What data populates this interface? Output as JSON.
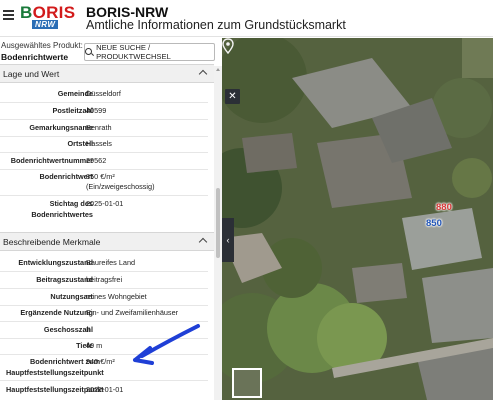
{
  "header": {
    "logo_main": "BORIS",
    "logo_sub": "NRW",
    "title": "BORIS-NRW",
    "subtitle": "Amtliche Informationen zum Grundstücksmarkt"
  },
  "product": {
    "label": "Ausgewähltes Produkt:",
    "value": "Bodenrichtwerte",
    "new_search": "NEUE SUCHE / PRODUKTWECHSEL"
  },
  "sections": {
    "lage": {
      "title": "Lage und Wert",
      "rows": [
        {
          "key": "Gemeinde",
          "value": "Düsseldorf"
        },
        {
          "key": "Postleitzahl",
          "value": "40599"
        },
        {
          "key": "Gemarkungsname",
          "value": "Benrath"
        },
        {
          "key": "Ortsteil",
          "value": "Hassels"
        },
        {
          "key": "Bodenrichtwertnummer",
          "value": "29562"
        },
        {
          "key": "Bodenrichtwert",
          "value": "850 €/m²",
          "value2": "(Ein/zweigeschossig)"
        },
        {
          "key": "Stichtag des",
          "key2": "Bodenrichtwertes",
          "value": "2025-01-01"
        }
      ]
    },
    "merkmale": {
      "title": "Beschreibende Merkmale",
      "rows": [
        {
          "key": "Entwicklungszustand",
          "value": "Baureifes Land"
        },
        {
          "key": "Beitragszustand",
          "value": "beitragsfrei"
        },
        {
          "key": "Nutzungsart",
          "value": "reines Wohngebiet"
        },
        {
          "key": "Ergänzende Nutzung",
          "value": "Ein- und Zweifamilienhäuser"
        },
        {
          "key": "Geschosszahl",
          "value": "II"
        },
        {
          "key": "Tiefe",
          "value": "40 m"
        },
        {
          "key": "Bodenrichtwert zum",
          "key2": "Hauptfeststellungszeitpunkt",
          "value": "940 €/m²"
        },
        {
          "key": "Hauptfeststellungszeitpunkt",
          "value": "2022-01-01"
        }
      ]
    }
  },
  "map": {
    "label_red": "880",
    "label_blue": "850",
    "close_icon": "close-icon",
    "collapse_icon": "chevron-left-icon"
  },
  "colors": {
    "accent_red": "#d93a3a",
    "accent_blue": "#2357b9",
    "arrow_blue": "#1f3fd6",
    "map_controls": "#2b2f36"
  }
}
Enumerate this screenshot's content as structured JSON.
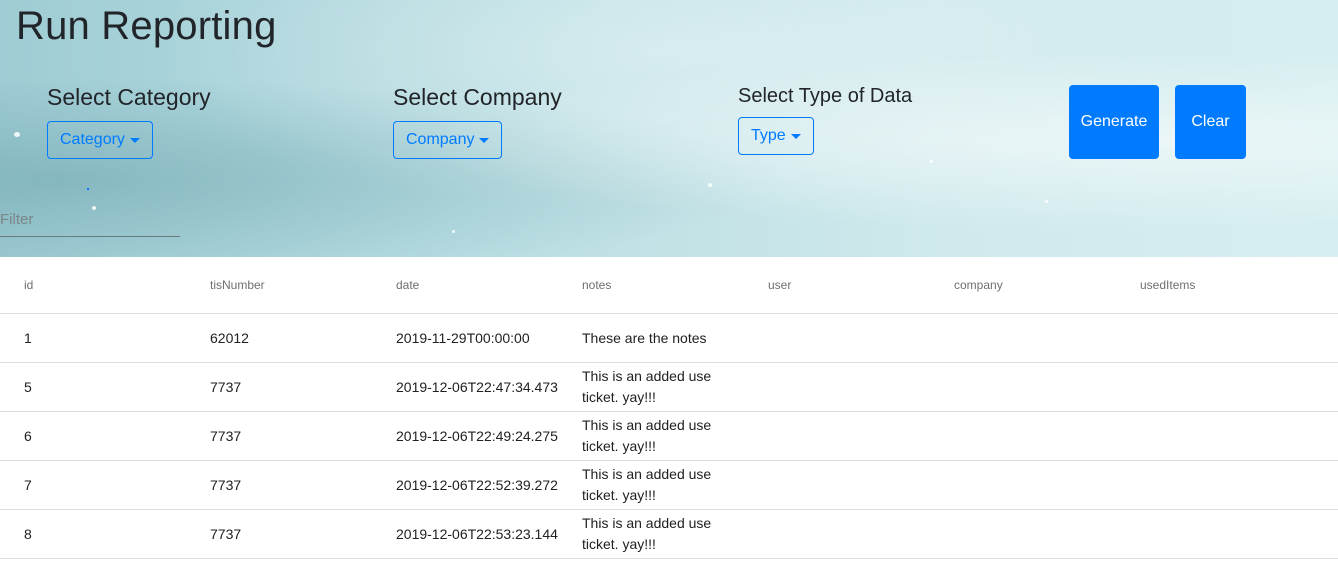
{
  "page": {
    "title": "Run Reporting"
  },
  "filters": {
    "category": {
      "heading": "Select Category",
      "button_label": "Category"
    },
    "company": {
      "heading": "Select Company",
      "button_label": "Company"
    },
    "type": {
      "heading": "Select Type of Data",
      "button_label": "Type"
    }
  },
  "actions": {
    "generate_label": "Generate",
    "clear_label": "Clear"
  },
  "search": {
    "placeholder": "Filter",
    "value": ""
  },
  "colors": {
    "accent": "#007bff",
    "title_text": "#212529"
  },
  "table": {
    "columns": [
      "id",
      "tisNumber",
      "date",
      "notes",
      "user",
      "company",
      "usedItems"
    ],
    "rows": [
      {
        "id": "1",
        "tisNumber": "62012",
        "date": "2019-11-29T00:00:00",
        "notes": "These are the notes",
        "user": "",
        "company": "",
        "usedItems": ""
      },
      {
        "id": "5",
        "tisNumber": "7737",
        "date": "2019-12-06T22:47:34.473",
        "notes": "This is an added use ticket. yay!!!",
        "user": "",
        "company": "",
        "usedItems": ""
      },
      {
        "id": "6",
        "tisNumber": "7737",
        "date": "2019-12-06T22:49:24.275",
        "notes": "This is an added use ticket. yay!!!",
        "user": "",
        "company": "",
        "usedItems": ""
      },
      {
        "id": "7",
        "tisNumber": "7737",
        "date": "2019-12-06T22:52:39.272",
        "notes": "This is an added use ticket. yay!!!",
        "user": "",
        "company": "",
        "usedItems": ""
      },
      {
        "id": "8",
        "tisNumber": "7737",
        "date": "2019-12-06T22:53:23.144",
        "notes": "This is an added use ticket. yay!!!",
        "user": "",
        "company": "",
        "usedItems": ""
      }
    ]
  }
}
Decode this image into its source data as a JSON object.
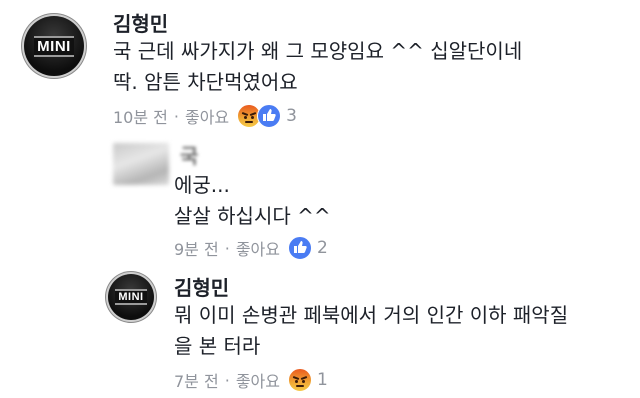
{
  "comments": [
    {
      "author": "김형민",
      "avatar_label": "MINI",
      "lines": [
        "국  근데 싸가지가 왜 그 모양임요 ^^ 십알단이네",
        "딱.  암튼 차단먹였어요"
      ],
      "time": "10분 전",
      "like_label": "좋아요",
      "reaction_count": "3"
    },
    {
      "author": "국",
      "lines": [
        "에궁...",
        "살살 하십시다 ^^"
      ],
      "time": "9분 전",
      "like_label": "좋아요",
      "reaction_count": "2"
    },
    {
      "author": "김형민",
      "avatar_label": "MINI",
      "lines": [
        "뭐 이미 손병관 페북에서 거의 인간 이하 패악질",
        "을 본 터라"
      ],
      "time": "7분 전",
      "like_label": "좋아요",
      "reaction_count": "1"
    }
  ],
  "separator": "·",
  "colors": {
    "meta": "#90949c",
    "like_blue": "#4a7cf3",
    "angry_orange": "#ea5a1f"
  },
  "icons": {
    "like": "thumbs-up-icon",
    "angry": "angry-face-icon"
  }
}
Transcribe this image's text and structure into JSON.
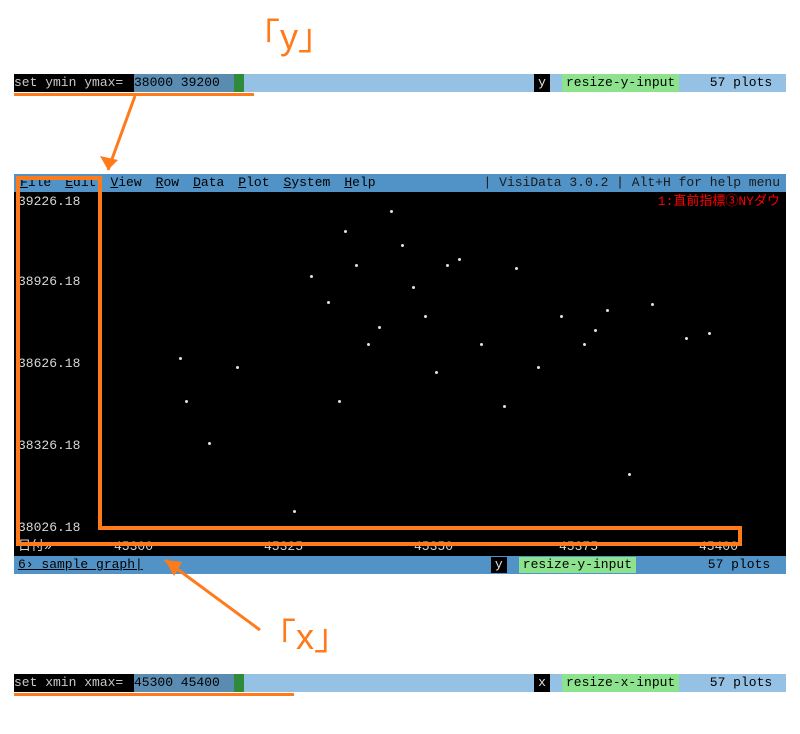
{
  "annotations": {
    "y_label": "「y」",
    "x_label": "「x」"
  },
  "bar_y": {
    "prompt": "set ymin ymax=",
    "value": "38000 39200",
    "key": "y",
    "cmd": "resize-y-input",
    "tail": "57 plots "
  },
  "bar_x": {
    "prompt": "set xmin xmax=",
    "value": "45300 45400",
    "key": "x",
    "cmd": "resize-x-input",
    "tail": "57 plots "
  },
  "menu": {
    "items": [
      "File",
      "Edit",
      "View",
      "Row",
      "Data",
      "Plot",
      "System",
      "Help"
    ],
    "info_left": "| VisiData 3.0.2 | Alt+H for help menu"
  },
  "plot": {
    "legend": "1:直前指標③NYダウ",
    "yticks": [
      "39226.18",
      "38926.18",
      "38626.18",
      "38326.18",
      "38026.18"
    ],
    "xlabel_prefix": "日付»",
    "xticks": [
      "45300",
      "45325",
      "45350",
      "45375",
      "45400"
    ]
  },
  "status": {
    "sheet": "6› sample_graph|",
    "key": "y",
    "cmd": "resize-y-input",
    "tail": "57 plots "
  },
  "chart_data": {
    "type": "scatter",
    "title": "直前指標③NYダウ",
    "xlabel": "日付",
    "ylabel": "",
    "xlim": [
      45290,
      45410
    ],
    "ylim": [
      38026.18,
      39226.18
    ],
    "series": [
      {
        "name": "直前指標③NYダウ",
        "x": [
          45305,
          45306,
          45310,
          45315,
          45325,
          45328,
          45331,
          45333,
          45334,
          45336,
          45338,
          45340,
          45342,
          45344,
          45346,
          45348,
          45350,
          45352,
          45354,
          45358,
          45362,
          45364,
          45368,
          45372,
          45376,
          45378,
          45380,
          45384,
          45388,
          45394,
          45398
        ],
        "y": [
          38650,
          38500,
          38350,
          38620,
          38110,
          38940,
          38850,
          38500,
          39100,
          38980,
          38700,
          38760,
          39170,
          39050,
          38900,
          38800,
          38600,
          38980,
          39000,
          38700,
          38480,
          38970,
          38620,
          38800,
          38700,
          38750,
          38820,
          38240,
          38840,
          38720,
          38740
        ]
      }
    ]
  }
}
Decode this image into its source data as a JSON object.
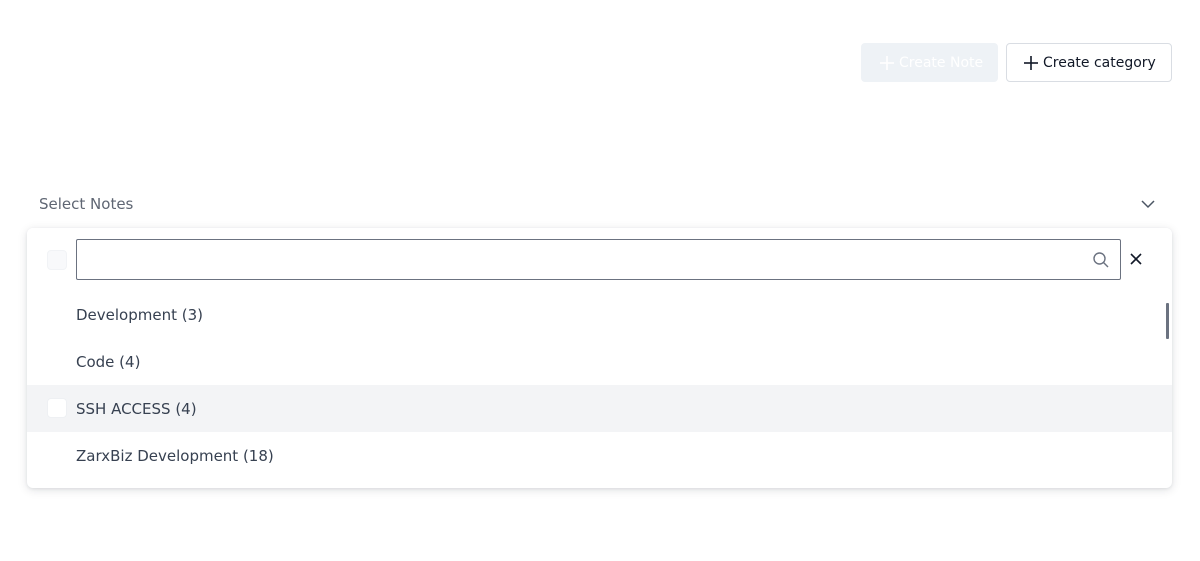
{
  "toolbar": {
    "create_note_label": "Create Note",
    "create_category_label": "Create category"
  },
  "select": {
    "placeholder": "Select Notes",
    "filter_value": "",
    "options": [
      {
        "label": "Development (3)"
      },
      {
        "label": "Code (4)"
      },
      {
        "label": "SSH ACCESS (4)",
        "highlighted": true
      },
      {
        "label": "ZarxBiz Development (18)"
      }
    ]
  },
  "icons": {
    "plus": "plus-icon",
    "chevron": "chevron-down-icon",
    "search": "search-icon",
    "close": "close-icon"
  },
  "colors": {
    "disabled_button_bg": "#eef2f6",
    "highlight_row_bg": "#f3f4f6",
    "text": "#374151"
  }
}
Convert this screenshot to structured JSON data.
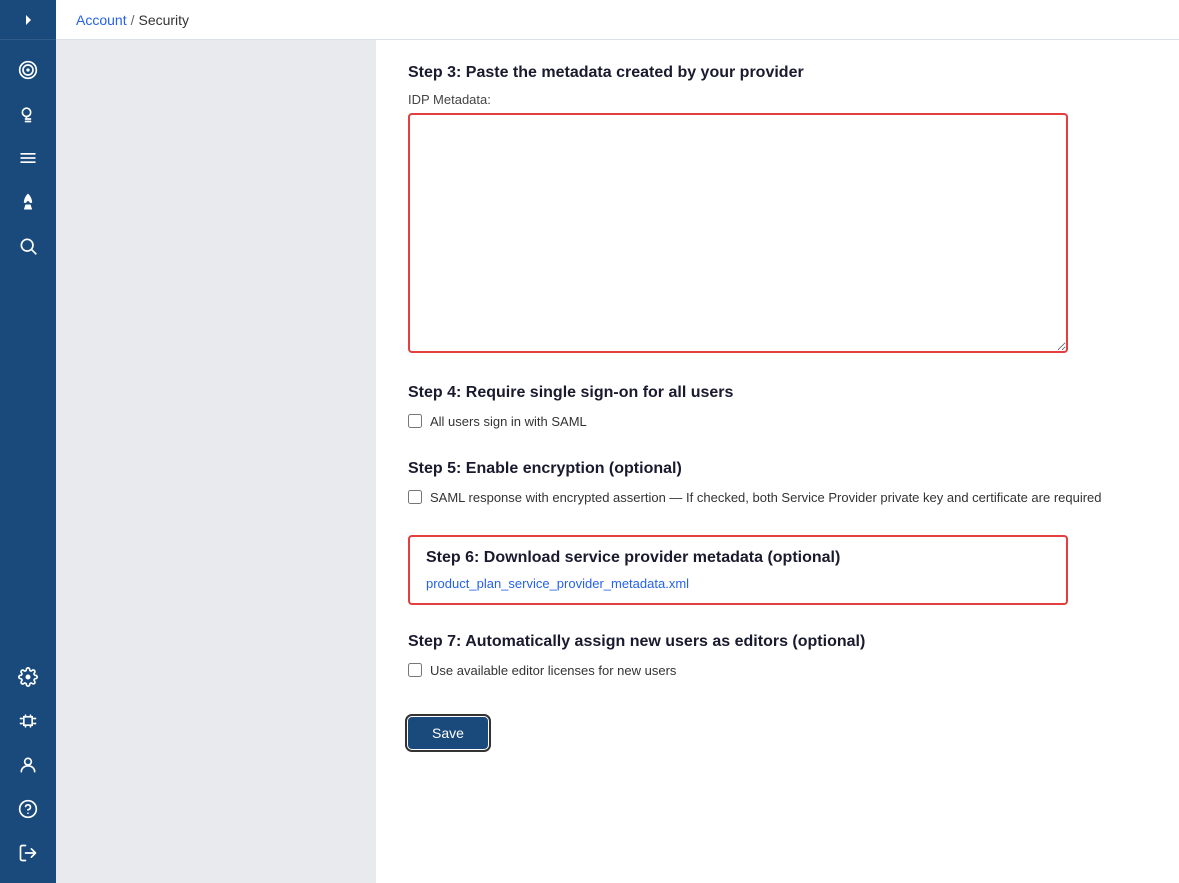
{
  "breadcrumb": {
    "account": "Account",
    "separator": "/",
    "current": "Security"
  },
  "sidebar": {
    "toggle_title": "Toggle sidebar",
    "icons": [
      {
        "name": "target-icon",
        "symbol": "⊙"
      },
      {
        "name": "lightbulb-icon",
        "symbol": "💡"
      },
      {
        "name": "menu-icon",
        "symbol": "☰"
      },
      {
        "name": "rocket-icon",
        "symbol": "🚀"
      },
      {
        "name": "search-icon",
        "symbol": "🔍"
      }
    ],
    "bottom_icons": [
      {
        "name": "gear-icon",
        "symbol": "⚙"
      },
      {
        "name": "plugin-icon",
        "symbol": "🔌"
      },
      {
        "name": "user-icon",
        "symbol": "👤"
      },
      {
        "name": "help-icon",
        "symbol": "❓"
      },
      {
        "name": "logout-icon",
        "symbol": "↪"
      }
    ]
  },
  "steps": {
    "step3": {
      "title": "Step 3: Paste the metadata created by your provider",
      "label": "IDP Metadata:",
      "textarea_placeholder": ""
    },
    "step4": {
      "title": "Step 4: Require single sign-on for all users",
      "checkbox_label": "All users sign in with SAML",
      "checked": false
    },
    "step5": {
      "title": "Step 5: Enable encryption (optional)",
      "checkbox_label": "SAML response with encrypted assertion — If checked, both Service Provider private key and certificate are required",
      "checked": false
    },
    "step6": {
      "title": "Step 6: Download service provider metadata (optional)",
      "link_text": "product_plan_service_provider_metadata.xml"
    },
    "step7": {
      "title": "Step 7: Automatically assign new users as editors (optional)",
      "checkbox_label": "Use available editor licenses for new users",
      "checked": false
    }
  },
  "buttons": {
    "save": "Save"
  }
}
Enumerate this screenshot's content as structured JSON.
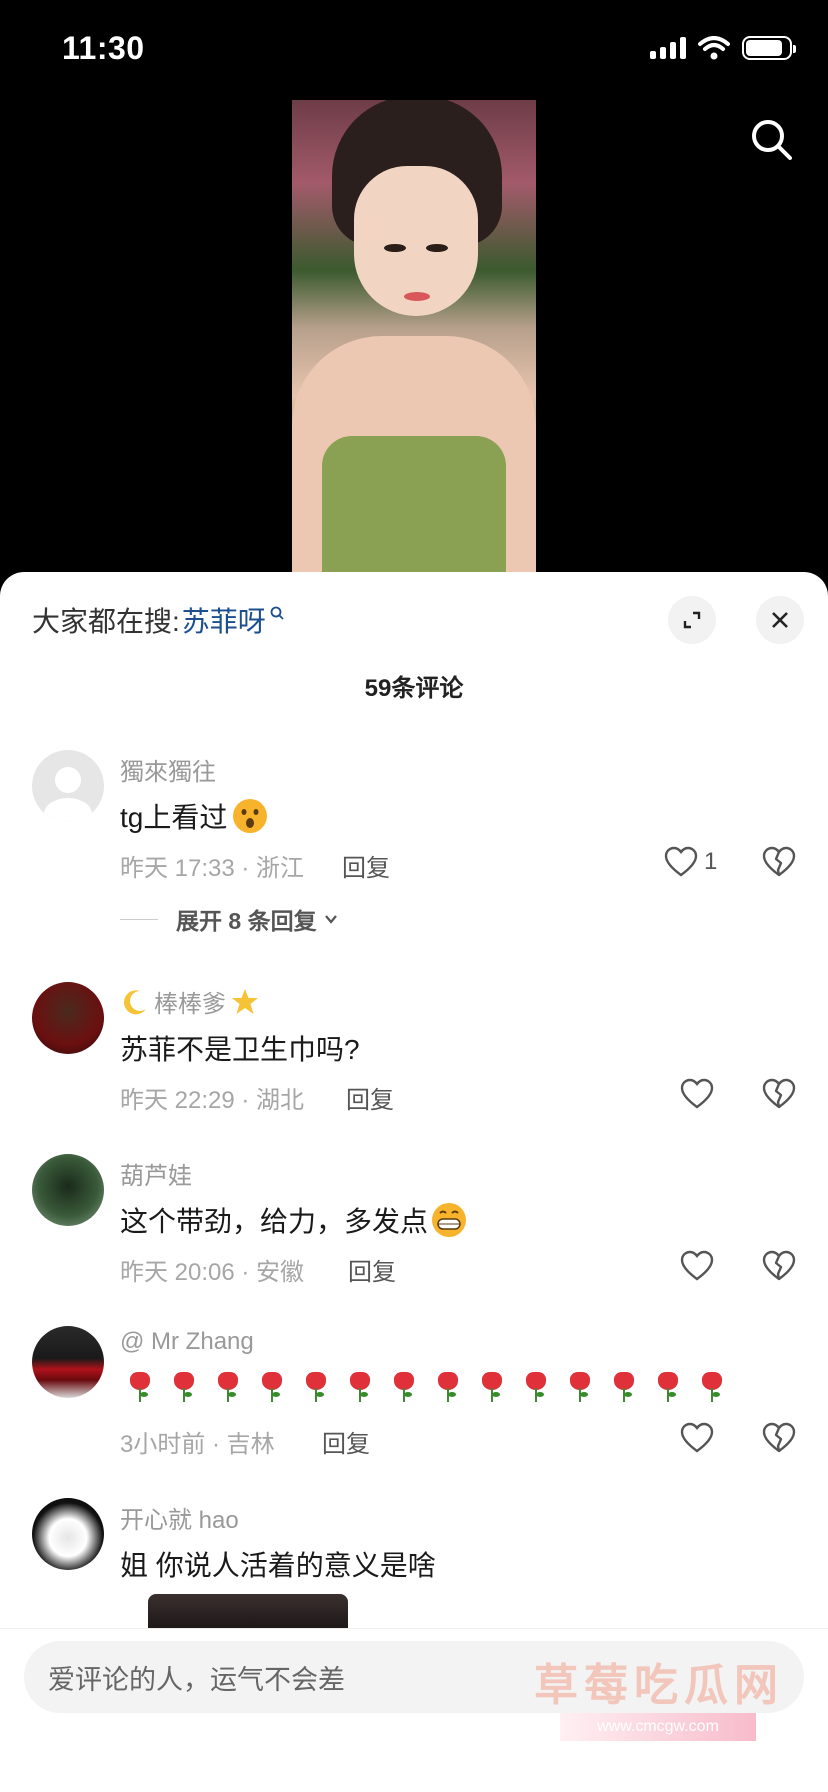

- - - - -

The task: Locate and copy each line in the data above that includes the word "optional".

Output of the task:
      "title": "Step 5: Enable encryption (optional)",
      "title": "Step 6: Download service provider metadata (optional)",
      "title": "Step 7: Automatically assign new users as editors (optional)",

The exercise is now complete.